To be done ::
Transcribe the material exactly. Images do not belong in the copy.

Start of Exercise input

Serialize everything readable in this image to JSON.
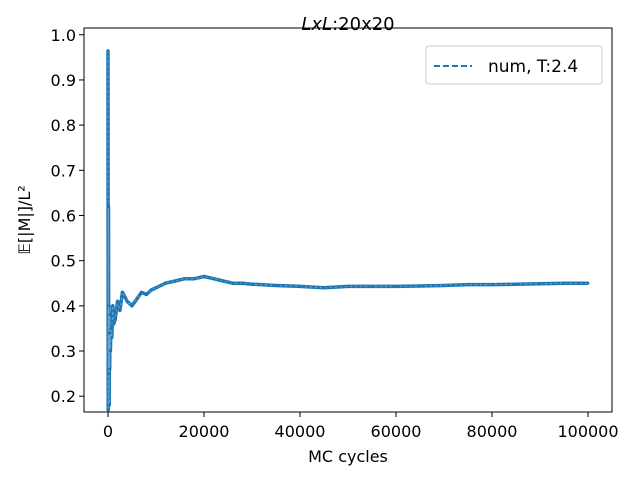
{
  "chart_data": {
    "type": "line",
    "title_italic": "LxL",
    "title_rest": ":20x20",
    "xlabel": "MC cycles",
    "ylabel": "𝔼[|M|]/L²",
    "xlim": [
      -5000,
      105000
    ],
    "ylim": [
      0.165,
      1.015
    ],
    "xticks": [
      0,
      20000,
      40000,
      60000,
      80000,
      100000
    ],
    "yticks": [
      0.2,
      0.3,
      0.4,
      0.5,
      0.6,
      0.7,
      0.8,
      0.9,
      1.0
    ],
    "ytick_labels": [
      "0.2",
      "0.3",
      "0.4",
      "0.5",
      "0.6",
      "0.7",
      "0.8",
      "0.9",
      "1.0"
    ],
    "grid": false,
    "legend_position": "top-right",
    "series": [
      {
        "name": "num, T:2.4",
        "color": "#1f77b4",
        "linestyle": "dashed",
        "x": [
          0,
          50,
          100,
          150,
          200,
          250,
          300,
          350,
          400,
          500,
          600,
          800,
          1000,
          1200,
          1500,
          2000,
          2500,
          3000,
          3500,
          4000,
          5000,
          6000,
          7000,
          8000,
          9000,
          10000,
          12000,
          14000,
          16000,
          18000,
          20000,
          22000,
          24000,
          26000,
          28000,
          30000,
          35000,
          40000,
          45000,
          50000,
          55000,
          60000,
          65000,
          70000,
          75000,
          80000,
          85000,
          90000,
          95000,
          100000
        ],
        "y": [
          0.965,
          0.17,
          0.62,
          0.25,
          0.4,
          0.18,
          0.34,
          0.26,
          0.38,
          0.3,
          0.35,
          0.33,
          0.4,
          0.36,
          0.37,
          0.41,
          0.39,
          0.43,
          0.42,
          0.41,
          0.4,
          0.415,
          0.43,
          0.425,
          0.435,
          0.44,
          0.45,
          0.455,
          0.46,
          0.46,
          0.465,
          0.46,
          0.455,
          0.45,
          0.45,
          0.448,
          0.445,
          0.443,
          0.44,
          0.443,
          0.443,
          0.443,
          0.444,
          0.445,
          0.447,
          0.447,
          0.448,
          0.449,
          0.45,
          0.45
        ]
      }
    ]
  }
}
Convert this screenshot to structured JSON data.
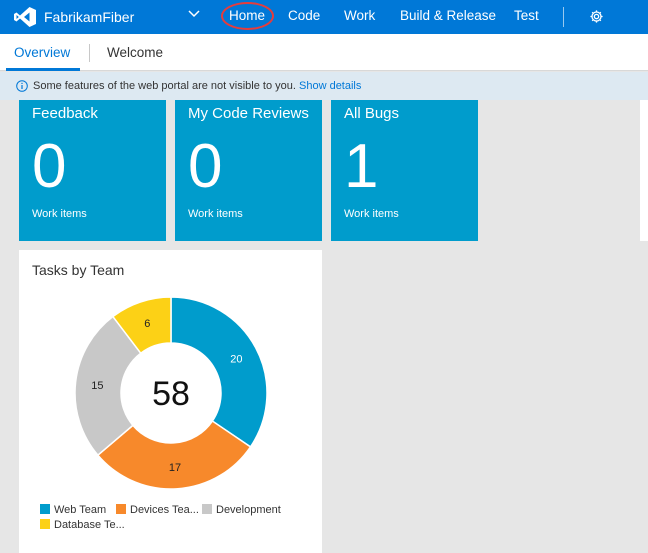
{
  "header": {
    "project": "FabrikamFiber",
    "nav": [
      {
        "label": "Home"
      },
      {
        "label": "Code"
      },
      {
        "label": "Work"
      },
      {
        "label": "Build & Release"
      },
      {
        "label": "Test"
      }
    ],
    "icons": {
      "logo": "visual-studio-logo-icon",
      "dropdown": "chevron-down-icon",
      "settings": "gear-icon"
    },
    "colors": {
      "bar": "#0078d7",
      "highlight_circle": "#e63c3c"
    }
  },
  "tabs": [
    {
      "label": "Overview",
      "selected": true
    },
    {
      "label": "Welcome",
      "selected": false
    }
  ],
  "info": {
    "message": "Some features of the web portal are not visible to you.",
    "link": "Show details"
  },
  "tiles": [
    {
      "title": "Feedback",
      "count": "0",
      "subtitle": "Work items"
    },
    {
      "title": "My Code Reviews",
      "count": "0",
      "subtitle": "Work items"
    },
    {
      "title": "All Bugs",
      "count": "1",
      "subtitle": "Work items"
    }
  ],
  "widget": {
    "title": "Tasks by Team",
    "total": "58"
  },
  "chart_data": {
    "type": "pie",
    "categories": [
      "Web Team",
      "Devices Tea...",
      "Development",
      "Database Te..."
    ],
    "values": [
      20,
      17,
      15,
      6
    ],
    "colors": [
      "#009ccc",
      "#f7892b",
      "#c8c8c8",
      "#fcd116"
    ],
    "total": 58,
    "legend_placement": "bottom"
  }
}
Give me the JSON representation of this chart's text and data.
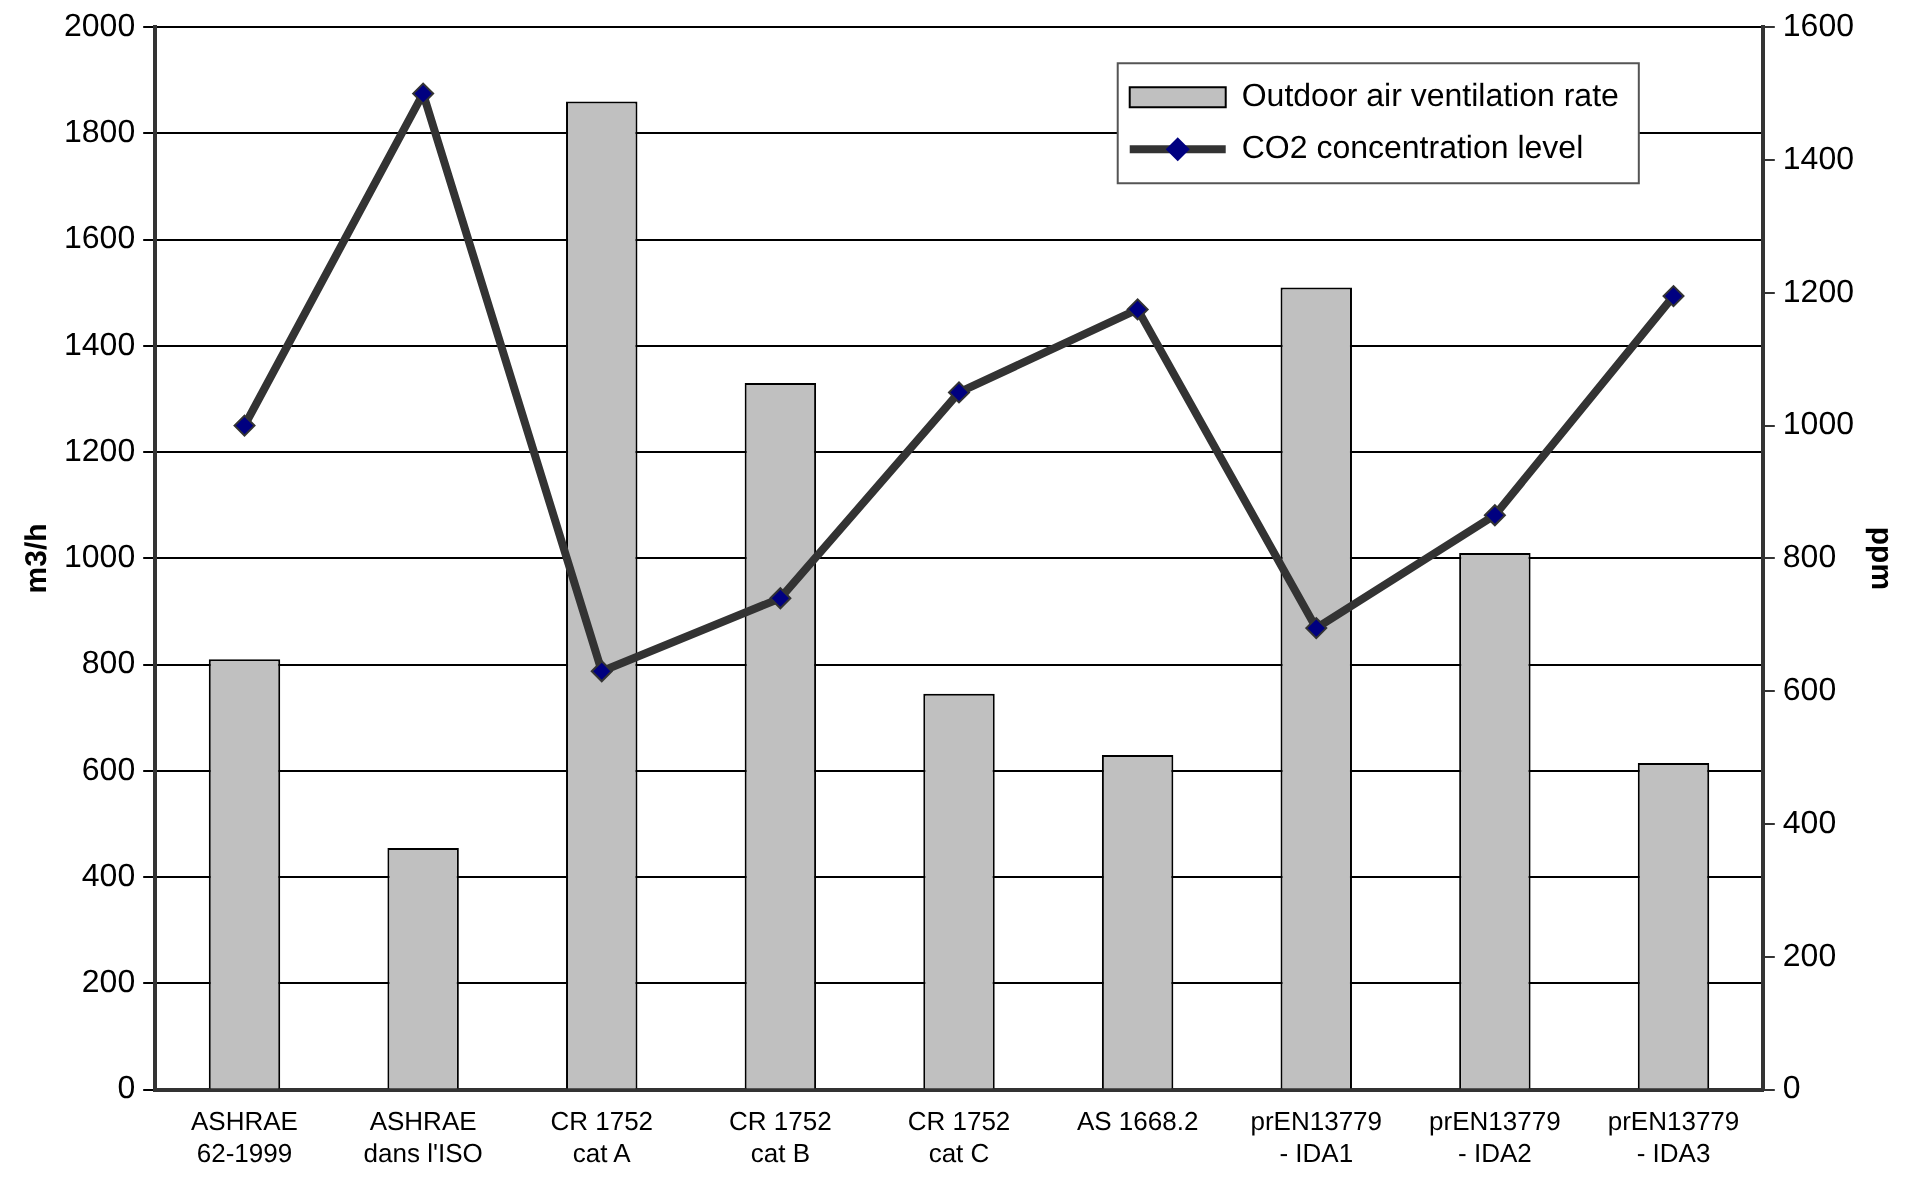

End of Exercise input

Solution to this exercise ::
Serialize everything readable in this image to JSON.
{
  "chart_data": {
    "type": "line",
    "title_italic": "LxL",
    "title_rest": ":20x20",
    "xlabel": "MC cycles",
    "ylabel": "𝔼[|M|]/L²",
    "xlim": [
      -5000,
      105000
    ],
    "ylim": [
      0.165,
      1.015
    ],
    "xticks": [
      0,
      20000,
      40000,
      60000,
      80000,
      100000
    ],
    "yticks": [
      0.2,
      0.3,
      0.4,
      0.5,
      0.6,
      0.7,
      0.8,
      0.9,
      1.0
    ],
    "ytick_labels": [
      "0.2",
      "0.3",
      "0.4",
      "0.5",
      "0.6",
      "0.7",
      "0.8",
      "0.9",
      "1.0"
    ],
    "grid": false,
    "legend_position": "top-right",
    "series": [
      {
        "name": "num, T:2.4",
        "color": "#1f77b4",
        "linestyle": "dashed",
        "x": [
          0,
          50,
          100,
          150,
          200,
          250,
          300,
          350,
          400,
          500,
          600,
          800,
          1000,
          1200,
          1500,
          2000,
          2500,
          3000,
          3500,
          4000,
          5000,
          6000,
          7000,
          8000,
          9000,
          10000,
          12000,
          14000,
          16000,
          18000,
          20000,
          22000,
          24000,
          26000,
          28000,
          30000,
          35000,
          40000,
          45000,
          50000,
          55000,
          60000,
          65000,
          70000,
          75000,
          80000,
          85000,
          90000,
          95000,
          100000
        ],
        "y": [
          0.965,
          0.17,
          0.62,
          0.25,
          0.4,
          0.18,
          0.34,
          0.26,
          0.38,
          0.3,
          0.35,
          0.33,
          0.4,
          0.36,
          0.37,
          0.41,
          0.39,
          0.43,
          0.42,
          0.41,
          0.4,
          0.415,
          0.43,
          0.425,
          0.435,
          0.44,
          0.45,
          0.455,
          0.46,
          0.46,
          0.465,
          0.46,
          0.455,
          0.45,
          0.45,
          0.448,
          0.445,
          0.443,
          0.44,
          0.443,
          0.443,
          0.443,
          0.444,
          0.445,
          0.447,
          0.447,
          0.448,
          0.449,
          0.45,
          0.45
        ]
      }
    ]
  }
}
Convert this screenshot to structured JSON data.
{
  "header": {
    "project": "FabrikamFiber",
    "nav": [
      {
        "label": "Home"
      },
      {
        "label": "Code"
      },
      {
        "label": "Work"
      },
      {
        "label": "Build & Release"
      },
      {
        "label": "Test"
      }
    ],
    "icons": {
      "logo": "visual-studio-logo-icon",
      "dropdown": "chevron-down-icon",
      "settings": "gear-icon"
    },
    "colors": {
      "bar": "#0078d7",
      "highlight_circle": "#e63c3c"
    }
  },
  "tabs": [
    {
      "label": "Overview",
      "selected": true
    },
    {
      "label": "Welcome",
      "selected": false
    }
  ],
  "info": {
    "message": "Some features of the web portal are not visible to you.",
    "link": "Show details"
  },
  "tiles": [
    {
      "title": "Feedback",
      "count": "0",
      "subtitle": "Work items"
    },
    {
      "title": "My Code Reviews",
      "count": "0",
      "subtitle": "Work items"
    },
    {
      "title": "All Bugs",
      "count": "1",
      "subtitle": "Work items"
    }
  ],
  "widget": {
    "title": "Tasks by Team",
    "total": "58"
  },
  "chart_data": {
    "type": "pie",
    "categories": [
      "Web Team",
      "Devices Tea...",
      "Development",
      "Database Te..."
    ],
    "values": [
      20,
      17,
      15,
      6
    ],
    "colors": [
      "#009ccc",
      "#f7892b",
      "#c8c8c8",
      "#fcd116"
    ],
    "total": 58,
    "legend_placement": "bottom"
  }
}
Give me the JSON representation of this chart's text and data.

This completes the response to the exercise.